Entries taken from a collection
************

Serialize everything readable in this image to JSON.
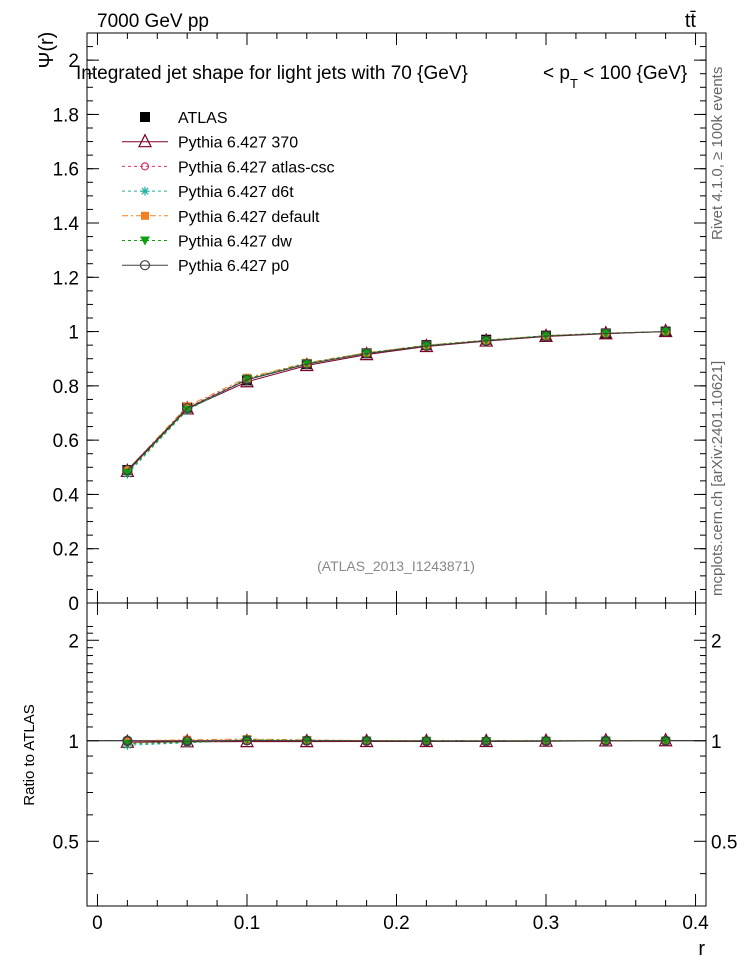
{
  "header": {
    "energy_label": "7000 GeV pp",
    "process_label": "tt̄"
  },
  "side_labels": {
    "rivet": "Rivet 4.1.0, ≥ 100k events",
    "mcplots": "mcplots.cern.ch [arXiv:2401.10621]"
  },
  "chart_data": [
    {
      "type": "line",
      "title": "Integrated jet shape for light jets with 70 {GeV}    < p_T < 100 {GeV}",
      "title_main": "Integrated jet shape for light jets with 70 {GeV}",
      "title_pt_pre": "< p",
      "title_pt_sub": "T",
      "title_pt_post": " < 100 {GeV}",
      "xlabel": "r",
      "ylabel": "Ψ(r)",
      "xlim": [
        -0.007,
        0.407
      ],
      "ylim": [
        0,
        2.1
      ],
      "yticks": [
        0,
        0.2,
        0.4,
        0.6,
        0.8,
        1,
        1.2,
        1.4,
        1.6,
        1.8,
        2
      ],
      "ytick_labels": [
        "0",
        "0.2",
        "0.4",
        "0.6",
        "0.8",
        "1",
        "1.2",
        "1.4",
        "1.6",
        "1.8",
        "2"
      ],
      "analysis_label": "(ATLAS_2013_I1243871)",
      "x": [
        0.02,
        0.06,
        0.1,
        0.14,
        0.18,
        0.22,
        0.26,
        0.3,
        0.34,
        0.38
      ],
      "series": [
        {
          "name": "ATLAS",
          "color": "#000000",
          "values": [
            0.49,
            0.72,
            0.82,
            0.88,
            0.92,
            0.95,
            0.97,
            0.985,
            0.993,
            1.0
          ]
        },
        {
          "name": "Pythia 6.427 370",
          "color": "#7b0028",
          "values": [
            0.485,
            0.715,
            0.815,
            0.875,
            0.915,
            0.945,
            0.965,
            0.982,
            0.992,
            1.0
          ]
        },
        {
          "name": "Pythia 6.427 atlas-csc",
          "color": "#e0306a",
          "values": [
            0.49,
            0.72,
            0.825,
            0.882,
            0.92,
            0.948,
            0.967,
            0.984,
            0.993,
            1.0
          ]
        },
        {
          "name": "Pythia 6.427 d6t",
          "color": "#20b0a0",
          "values": [
            0.475,
            0.71,
            0.825,
            0.882,
            0.921,
            0.949,
            0.968,
            0.985,
            0.994,
            1.0
          ]
        },
        {
          "name": "Pythia 6.427 default",
          "color": "#f08020",
          "values": [
            0.49,
            0.725,
            0.83,
            0.885,
            0.922,
            0.95,
            0.968,
            0.985,
            0.994,
            1.0
          ]
        },
        {
          "name": "Pythia 6.427 dw",
          "color": "#10a010",
          "values": [
            0.48,
            0.712,
            0.826,
            0.883,
            0.921,
            0.949,
            0.968,
            0.985,
            0.994,
            1.0
          ]
        },
        {
          "name": "Pythia 6.427 p0",
          "color": "#404040",
          "values": [
            0.49,
            0.718,
            0.822,
            0.88,
            0.919,
            0.947,
            0.966,
            0.983,
            0.993,
            1.0
          ]
        }
      ]
    },
    {
      "type": "line",
      "title": "",
      "xlabel": "r",
      "ylabel": "Ratio to ATLAS",
      "xlim": [
        -0.007,
        0.407
      ],
      "ylim": [
        0.35,
        2.3
      ],
      "yticks": [
        0.5,
        1,
        2
      ],
      "ytick_labels": [
        "0.5",
        "1",
        "2"
      ],
      "xticks": [
        0,
        0.1,
        0.2,
        0.3,
        0.4
      ],
      "xtick_labels": [
        "0",
        "0.1",
        "0.2",
        "0.3",
        "0.4"
      ],
      "x": [
        0.02,
        0.06,
        0.1,
        0.14,
        0.18,
        0.22,
        0.26,
        0.3,
        0.34,
        0.38
      ],
      "series": [
        {
          "name": "Pythia 6.427 370",
          "values": [
            0.99,
            0.993,
            0.994,
            0.994,
            0.995,
            0.995,
            0.995,
            0.997,
            0.999,
            1.0
          ]
        },
        {
          "name": "Pythia 6.427 atlas-csc",
          "values": [
            1.0,
            1.0,
            1.006,
            1.002,
            1.0,
            0.998,
            0.997,
            0.999,
            1.0,
            1.0
          ]
        },
        {
          "name": "Pythia 6.427 d6t",
          "values": [
            0.97,
            0.986,
            1.006,
            1.002,
            1.001,
            0.999,
            0.998,
            1.0,
            1.001,
            1.0
          ]
        },
        {
          "name": "Pythia 6.427 default",
          "values": [
            1.0,
            1.007,
            1.012,
            1.006,
            1.002,
            1.0,
            0.998,
            1.0,
            1.001,
            1.0
          ]
        },
        {
          "name": "Pythia 6.427 dw",
          "values": [
            0.98,
            0.989,
            1.007,
            1.003,
            1.001,
            0.999,
            0.998,
            1.0,
            1.001,
            1.0
          ]
        },
        {
          "name": "Pythia 6.427 p0",
          "values": [
            1.0,
            0.997,
            1.002,
            1.0,
            0.999,
            0.997,
            0.996,
            0.998,
            1.0,
            1.0
          ]
        }
      ]
    }
  ]
}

************

- INSTRUCTION
Print every record above exactly as written, leaving out the pictures.

- RESULT FOR THIS TASK
Serialize everything readable in this image to JSON.
{
  "header": {
    "energy_label": "7000 GeV pp",
    "process_label": "tt̄"
  },
  "side_labels": {
    "rivet": "Rivet 4.1.0, ≥ 100k events",
    "mcplots": "mcplots.cern.ch [arXiv:2401.10621]"
  },
  "chart_data": [
    {
      "type": "line",
      "title": "Integrated jet shape for light jets with 70 {GeV}    < p_T < 100 {GeV}",
      "title_main": "Integrated jet shape for light jets with 70 {GeV}",
      "title_pt_pre": "< p",
      "title_pt_sub": "T",
      "title_pt_post": " < 100 {GeV}",
      "xlabel": "r",
      "ylabel": "Ψ(r)",
      "xlim": [
        -0.007,
        0.407
      ],
      "ylim": [
        0,
        2.1
      ],
      "yticks": [
        0,
        0.2,
        0.4,
        0.6,
        0.8,
        1,
        1.2,
        1.4,
        1.6,
        1.8,
        2
      ],
      "ytick_labels": [
        "0",
        "0.2",
        "0.4",
        "0.6",
        "0.8",
        "1",
        "1.2",
        "1.4",
        "1.6",
        "1.8",
        "2"
      ],
      "analysis_label": "(ATLAS_2013_I1243871)",
      "x": [
        0.02,
        0.06,
        0.1,
        0.14,
        0.18,
        0.22,
        0.26,
        0.3,
        0.34,
        0.38
      ],
      "series": [
        {
          "name": "ATLAS",
          "color": "#000000",
          "values": [
            0.49,
            0.72,
            0.82,
            0.88,
            0.92,
            0.95,
            0.97,
            0.985,
            0.993,
            1.0
          ]
        },
        {
          "name": "Pythia 6.427 370",
          "color": "#7b0028",
          "values": [
            0.485,
            0.715,
            0.815,
            0.875,
            0.915,
            0.945,
            0.965,
            0.982,
            0.992,
            1.0
          ]
        },
        {
          "name": "Pythia 6.427 atlas-csc",
          "color": "#e0306a",
          "values": [
            0.49,
            0.72,
            0.825,
            0.882,
            0.92,
            0.948,
            0.967,
            0.984,
            0.993,
            1.0
          ]
        },
        {
          "name": "Pythia 6.427 d6t",
          "color": "#20b0a0",
          "values": [
            0.475,
            0.71,
            0.825,
            0.882,
            0.921,
            0.949,
            0.968,
            0.985,
            0.994,
            1.0
          ]
        },
        {
          "name": "Pythia 6.427 default",
          "color": "#f08020",
          "values": [
            0.49,
            0.725,
            0.83,
            0.885,
            0.922,
            0.95,
            0.968,
            0.985,
            0.994,
            1.0
          ]
        },
        {
          "name": "Pythia 6.427 dw",
          "color": "#10a010",
          "values": [
            0.48,
            0.712,
            0.826,
            0.883,
            0.921,
            0.949,
            0.968,
            0.985,
            0.994,
            1.0
          ]
        },
        {
          "name": "Pythia 6.427 p0",
          "color": "#404040",
          "values": [
            0.49,
            0.718,
            0.822,
            0.88,
            0.919,
            0.947,
            0.966,
            0.983,
            0.993,
            1.0
          ]
        }
      ]
    },
    {
      "type": "line",
      "title": "",
      "xlabel": "r",
      "ylabel": "Ratio to ATLAS",
      "xlim": [
        -0.007,
        0.407
      ],
      "ylim": [
        0.35,
        2.3
      ],
      "yticks": [
        0.5,
        1,
        2
      ],
      "ytick_labels": [
        "0.5",
        "1",
        "2"
      ],
      "xticks": [
        0,
        0.1,
        0.2,
        0.3,
        0.4
      ],
      "xtick_labels": [
        "0",
        "0.1",
        "0.2",
        "0.3",
        "0.4"
      ],
      "x": [
        0.02,
        0.06,
        0.1,
        0.14,
        0.18,
        0.22,
        0.26,
        0.3,
        0.34,
        0.38
      ],
      "series": [
        {
          "name": "Pythia 6.427 370",
          "values": [
            0.99,
            0.993,
            0.994,
            0.994,
            0.995,
            0.995,
            0.995,
            0.997,
            0.999,
            1.0
          ]
        },
        {
          "name": "Pythia 6.427 atlas-csc",
          "values": [
            1.0,
            1.0,
            1.006,
            1.002,
            1.0,
            0.998,
            0.997,
            0.999,
            1.0,
            1.0
          ]
        },
        {
          "name": "Pythia 6.427 d6t",
          "values": [
            0.97,
            0.986,
            1.006,
            1.002,
            1.001,
            0.999,
            0.998,
            1.0,
            1.001,
            1.0
          ]
        },
        {
          "name": "Pythia 6.427 default",
          "values": [
            1.0,
            1.007,
            1.012,
            1.006,
            1.002,
            1.0,
            0.998,
            1.0,
            1.001,
            1.0
          ]
        },
        {
          "name": "Pythia 6.427 dw",
          "values": [
            0.98,
            0.989,
            1.007,
            1.003,
            1.001,
            0.999,
            0.998,
            1.0,
            1.001,
            1.0
          ]
        },
        {
          "name": "Pythia 6.427 p0",
          "values": [
            1.0,
            0.997,
            1.002,
            1.0,
            0.999,
            0.997,
            0.996,
            0.998,
            1.0,
            1.0
          ]
        }
      ]
    }
  ]
}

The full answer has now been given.